**TO BE DONE**
Pull each line holding the word "going" from the data.

┄┄┄┄┄┄┄┄┄┄

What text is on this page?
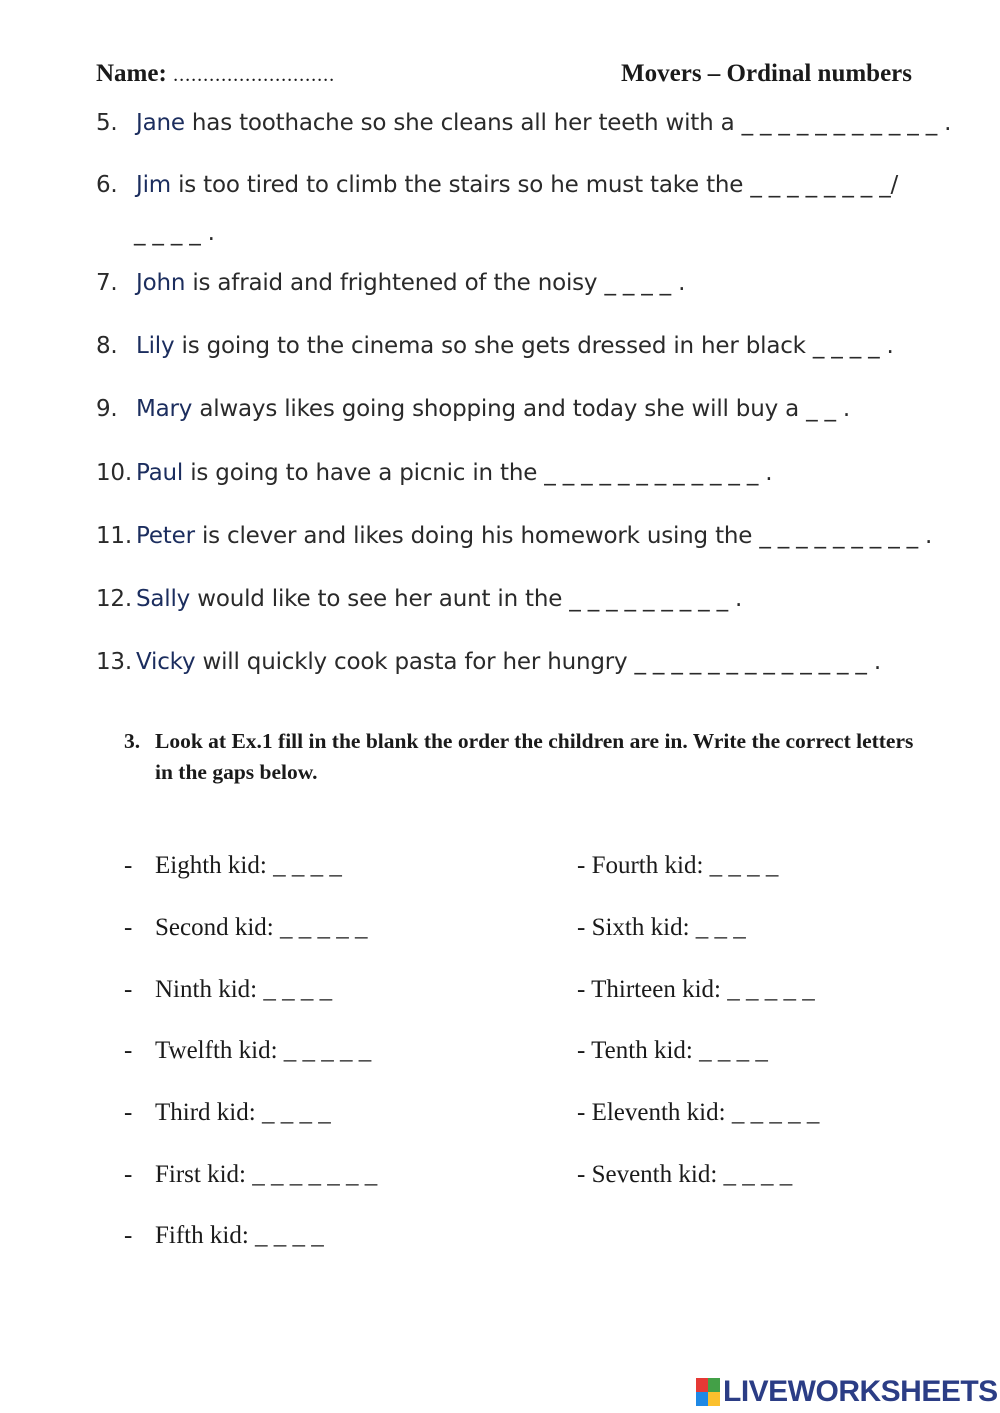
Name: ...........................	Movers – Ordinal numbers
5. Jane has toothache so she cleans all her teeth with a _ _ _ _ _ _ _ _ _ _ _ .
6. Jim is too tired to climb the stairs so he must take the _ _ _ _ _ _ _ _/
_ _ _ _ .
7. John is afraid and frightened of the noisy _ _ _ _ .
8. Lily is going to the cinema so she gets dressed in her black _ _ _ _ .
9. Mary always likes going shopping and today she will buy a _ _ .
10. Paul is going to have a picnic in the _ _ _ _ _ _ _ _ _ _ _ _ .
11. Peter is clever and likes doing his homework using the _ _ _ _ _ _ _ _ _ .
12. Sally would like to see her aunt in the _ _ _ _ _ _ _ _ _ .
13. Vicky will quickly cook pasta for her hungry _ _ _ _ _ _ _ _ _ _ _ _ _ .
3. Look at Ex.1 fill in the blank the order the children are in. Write the correct letters in the gaps below.
- Eighth kid: _ _ _ _
- Second kid: _ _ _ _ _
- Ninth kid: _ _ _ _
- Twelfth kid: _ _ _ _ _
- Third kid: _ _ _ _
- First kid: _ _ _ _ _ _ _
- Fifth kid: _ _ _ _
- Fourth kid: _ _ _ _
- Sixth kid: _ _ _
- Thirteen kid: _ _ _ _ _
- Tenth kid: _ _ _ _
- Eleventh kid: _ _ _ _ _
- Seventh kid: _ _ _ _
LIVEWORKSHEETS
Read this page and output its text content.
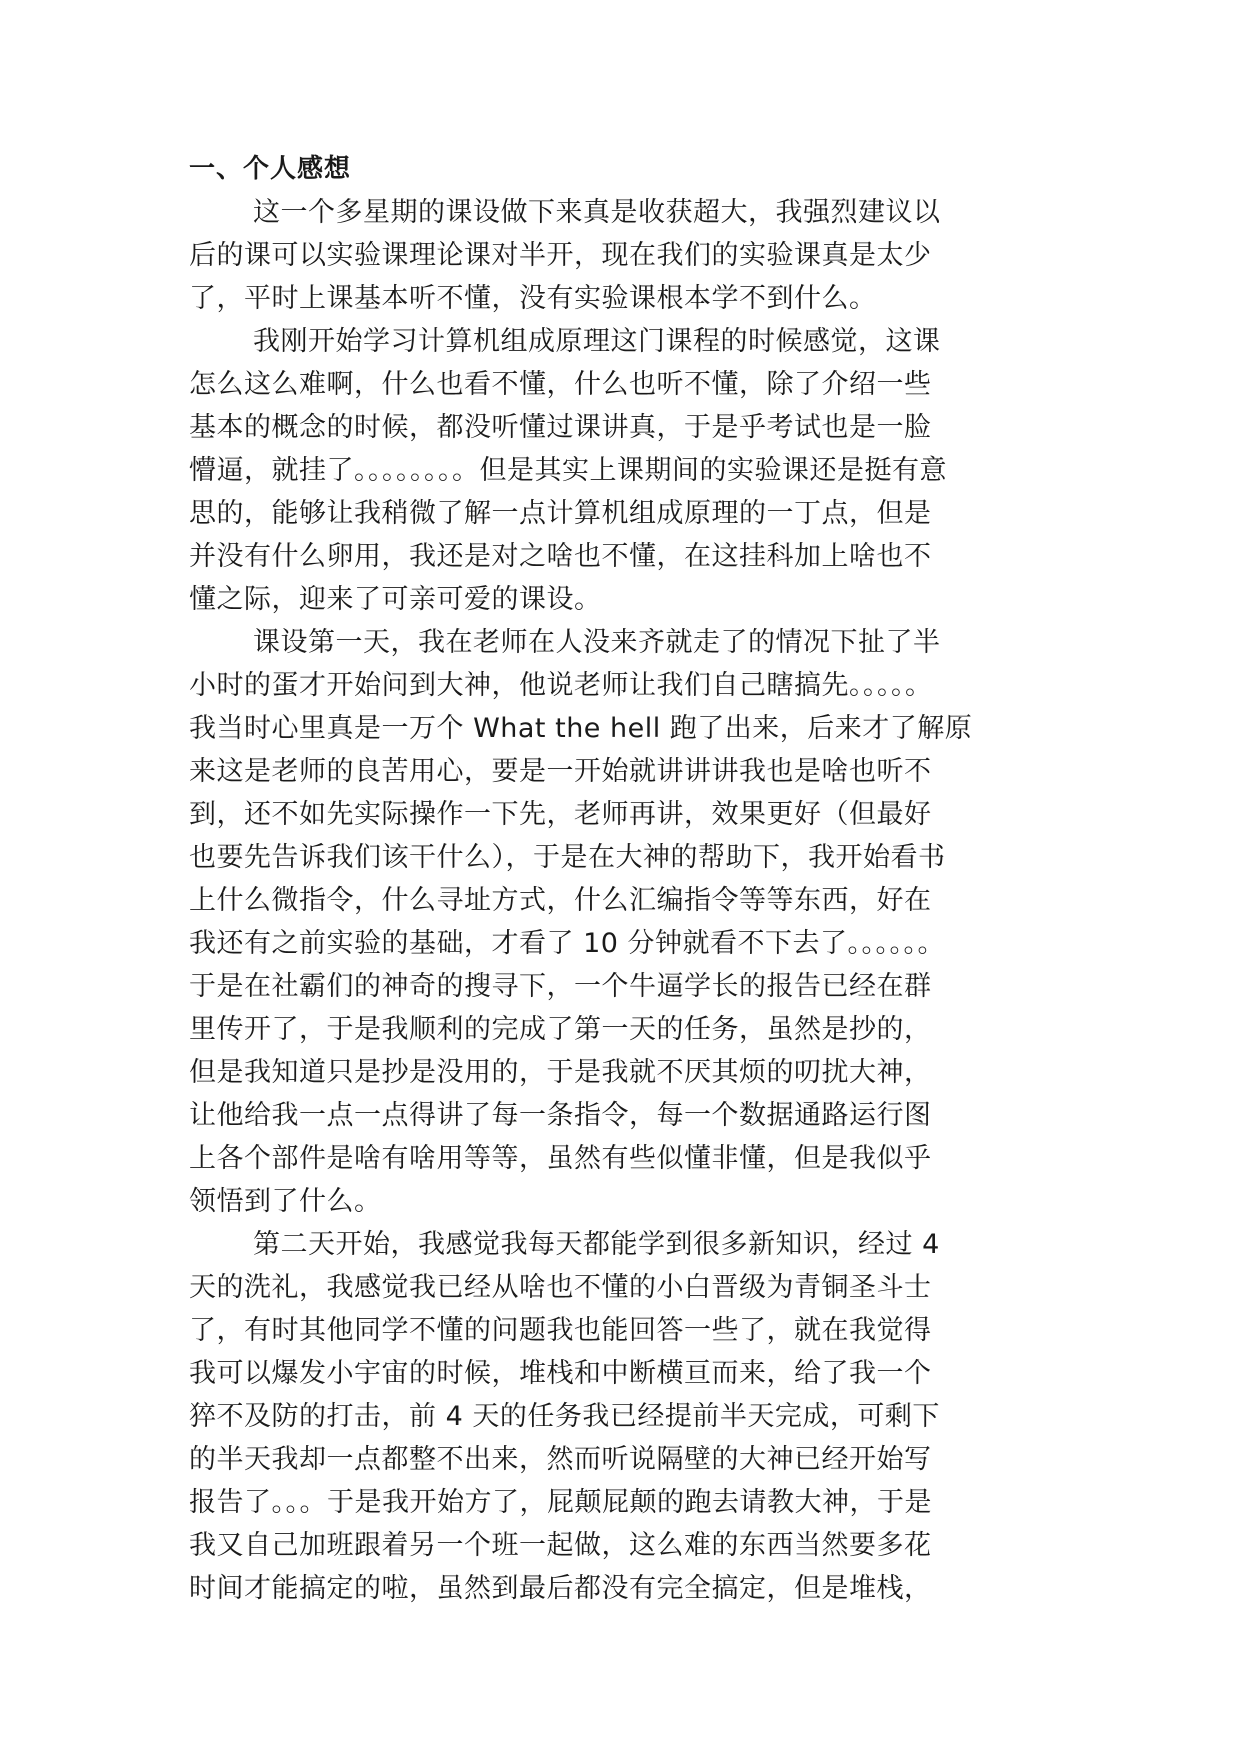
一、个人感想
这一个多星期的课设做下来真是收获超大，我强烈建议以
后的课可以实验课理论课对半开，现在我们的实验课真是太少
了，平时上课基本听不懂，没有实验课根本学不到什么。
我刚开始学习计算机组成原理这门课程的时候感觉，这课
怎么这么难啊，什么也看不懂，什么也听不懂，除了介绍一些
基本的概念的时候，都没听懂过课讲真，于是乎考试也是一脸
懵逼，就挂了。。。。。。。。但是其实上课期间的实验课还是挺有意
思的，能够让我稍微了解一点计算机组成原理的一丁点，但是
并没有什么卵用，我还是对之啥也不懂，在这挂科加上啥也不
懂之际，迎来了可亲可爱的课设。
课设第一天，我在老师在人没来齐就走了的情况下扯了半
小时的蛋才开始问到大神，他说老师让我们自己瞎搞先。。。。。
我当时心里真是一万个 What the hell 跑了出来，后来才了解原
来这是老师的良苦用心，要是一开始就讲讲讲我也是啥也听不
到，还不如先实际操作一下先，老师再讲，效果更好（但最好
也要先告诉我们该干什么），于是在大神的帮助下，我开始看书
上什么微指令，什么寻址方式，什么汇编指令等等东西，好在
我还有之前实验的基础，才看了 10 分钟就看不下去了。。。。。。
于是在社霸们的神奇的搜寻下，一个牛逼学长的报告已经在群
里传开了，于是我顺利的完成了第一天的任务，虽然是抄的，
但是我知道只是抄是没用的，于是我就不厌其烦的叨扰大神，
让他给我一点一点得讲了每一条指令，每一个数据通路运行图
上各个部件是啥有啥用等等，虽然有些似懂非懂，但是我似乎
领悟到了什么。
第二天开始，我感觉我每天都能学到很多新知识，经过 4
天的洗礼，我感觉我已经从啥也不懂的小白晋级为青铜圣斗士
了，有时其他同学不懂的问题我也能回答一些了，就在我觉得
我可以爆发小宇宙的时候，堆栈和中断横亘而来，给了我一个
猝不及防的打击，前 4 天的任务我已经提前半天完成，可剩下
的半天我却一点都整不出来，然而听说隔壁的大神已经开始写
报告了。。。于是我开始方了，屁颠屁颠的跑去请教大神，于是
我又自己加班跟着另一个班一起做，这么难的东西当然要多花
时间才能搞定的啦，虽然到最后都没有完全搞定，但是堆栈，
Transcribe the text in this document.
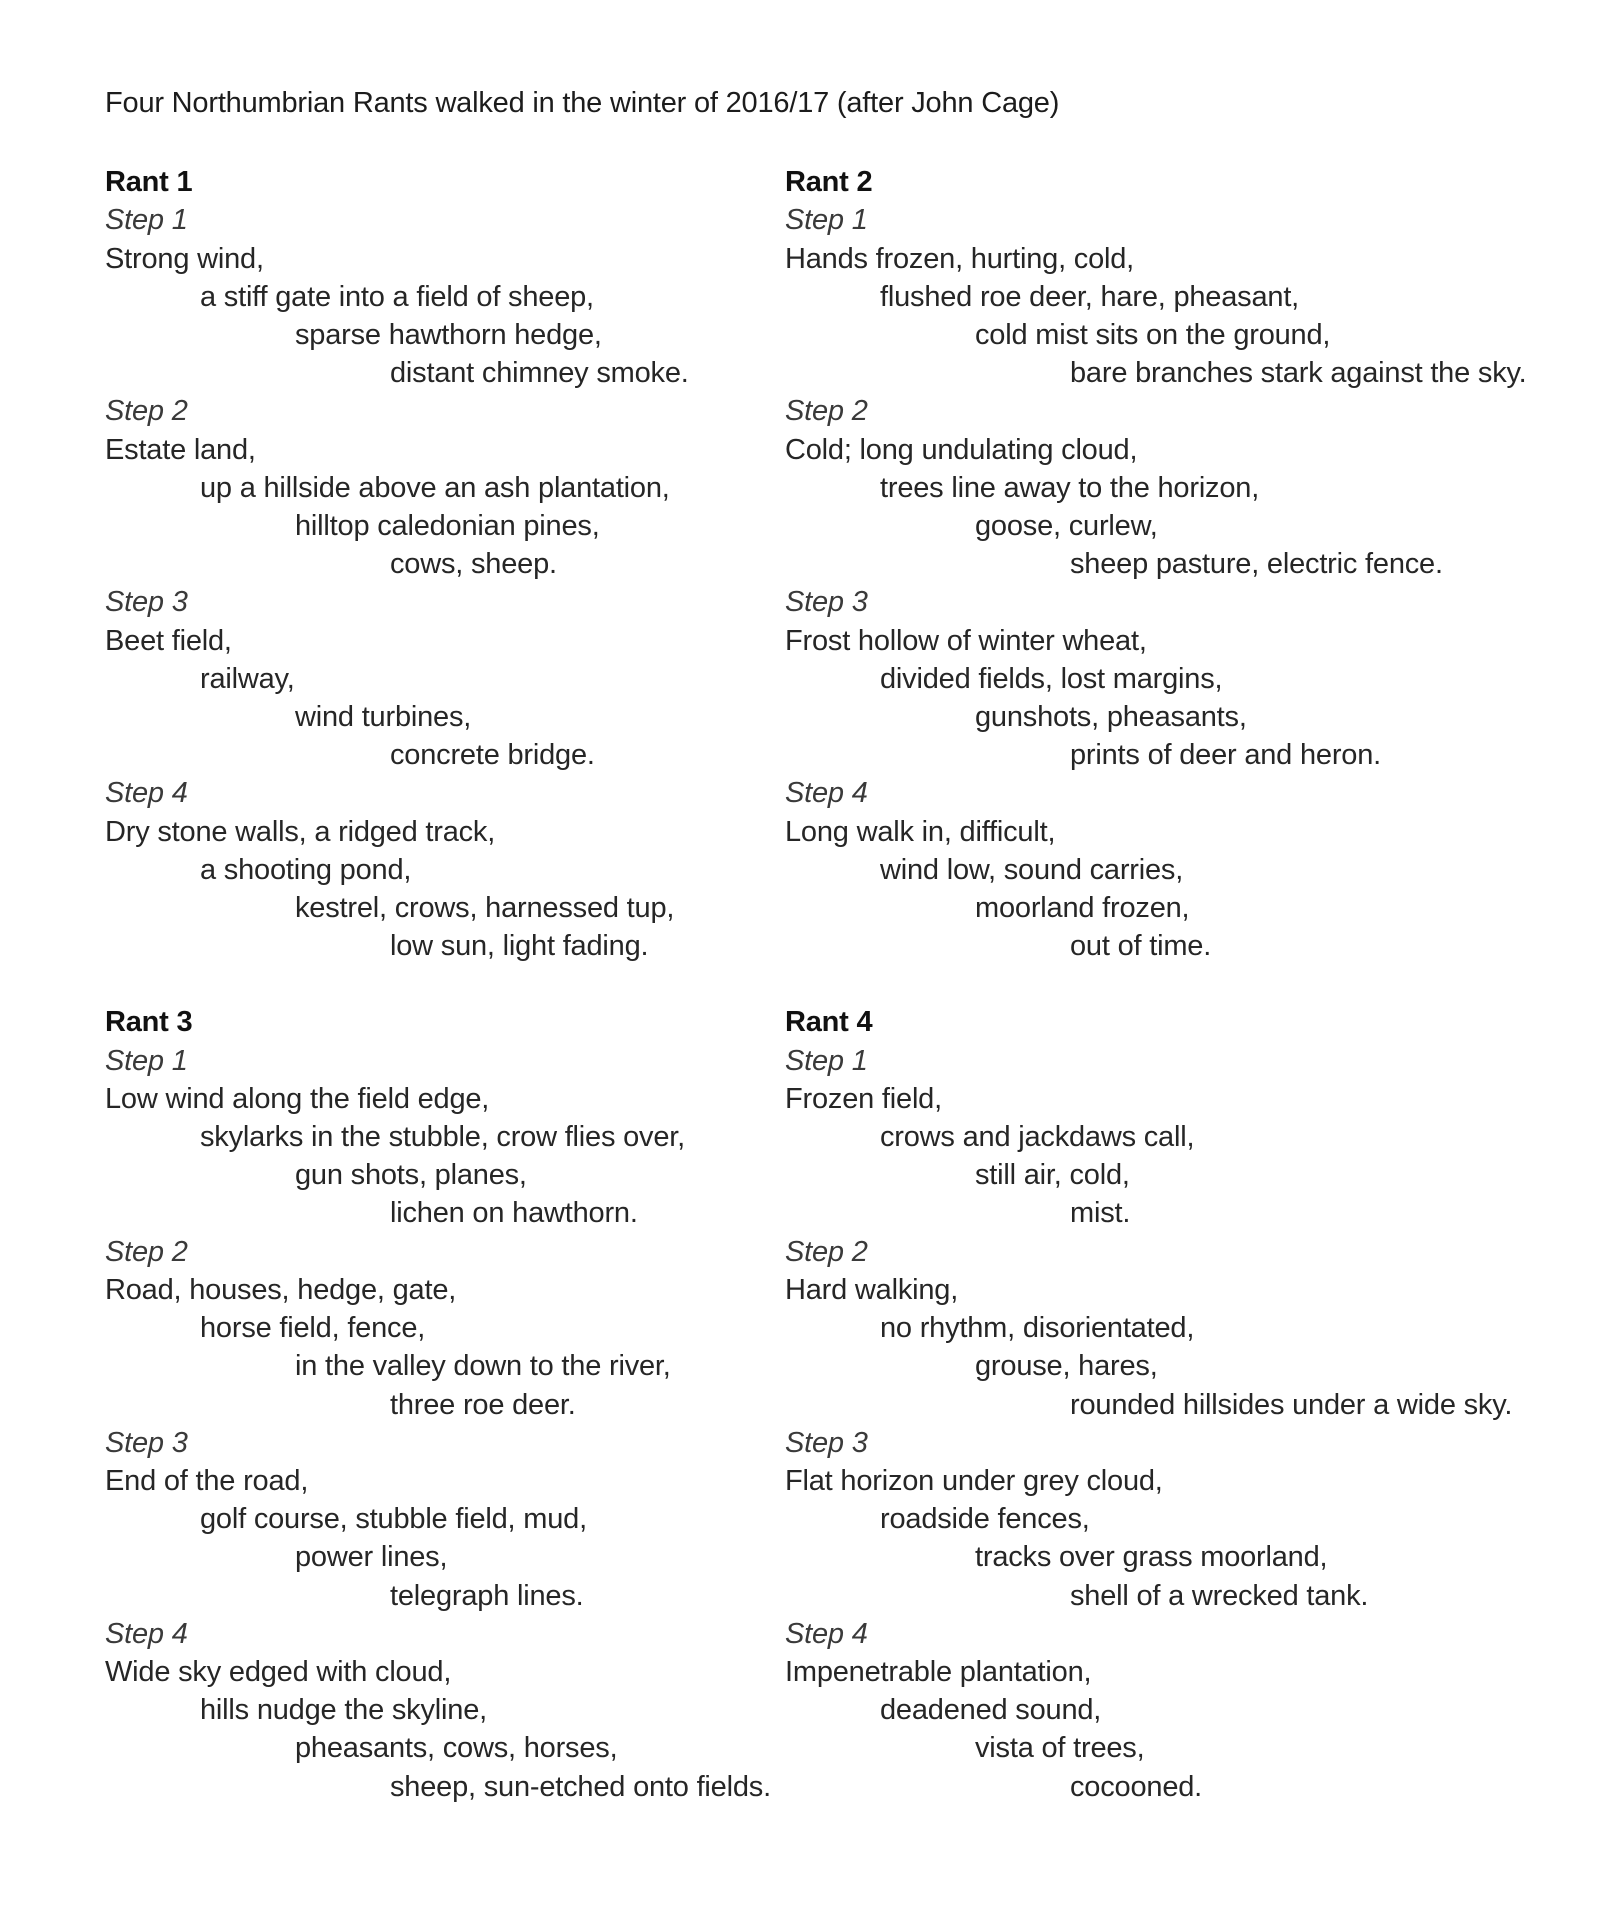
Four Northumbrian Rants walked in the winter of 2016/17 (after John Cage)
Rant 1
Step 1
Strong wind,
a stiff gate into a field of sheep,
sparse hawthorn hedge,
distant chimney smoke.
Step 2
Estate land,
up a hillside above an ash plantation,
hilltop caledonian pines,
cows, sheep.
Step 3
Beet field,
railway,
wind turbines,
concrete bridge.
Step 4
Dry stone walls, a ridged track,
a shooting pond,
kestrel, crows, harnessed tup,
low sun, light fading.
Rant 2
Step 1
Hands frozen, hurting, cold,
flushed roe deer, hare, pheasant,
cold mist sits on the ground,
bare branches stark against the sky.
Step 2
Cold; long undulating cloud,
trees line away to the horizon,
goose, curlew,
sheep pasture, electric fence.
Step 3
Frost hollow of winter wheat,
divided fields, lost margins,
gunshots, pheasants,
prints of deer and heron.
Step 4
Long walk in, difficult,
wind low, sound carries,
moorland frozen,
out of time.
Rant 3
Step 1
Low wind along the field edge,
skylarks in the stubble, crow flies over,
gun shots, planes,
lichen on hawthorn.
Step 2
Road, houses, hedge, gate,
horse field, fence,
in the valley down to the river,
three roe deer.
Step 3
End of the road,
golf course, stubble field, mud,
power lines,
telegraph lines.
Step 4
Wide sky edged with cloud,
hills nudge the skyline,
pheasants, cows, horses,
sheep, sun-etched onto fields.
Rant 4
Step 1
Frozen field,
crows and jackdaws call,
still air, cold,
mist.
Step 2
Hard walking,
no rhythm, disorientated,
grouse, hares,
rounded hillsides under a wide sky.
Step 3
Flat horizon under grey cloud,
roadside fences,
tracks over grass moorland,
shell of a wrecked tank.
Step 4
Impenetrable plantation,
deadened sound,
vista of trees,
cocooned.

┄┄┄┄┄┄┄┄┄┄

**TASK ANSWER**
8. Lily is going to the cinema so she gets dressed in her black _ _ _ _ .
9. Mary always likes going shopping and today she will buy a _ _ .
10. Paul is going to have a picnic in the _ _ _ _ _ _ _ _ _ _ _ _ .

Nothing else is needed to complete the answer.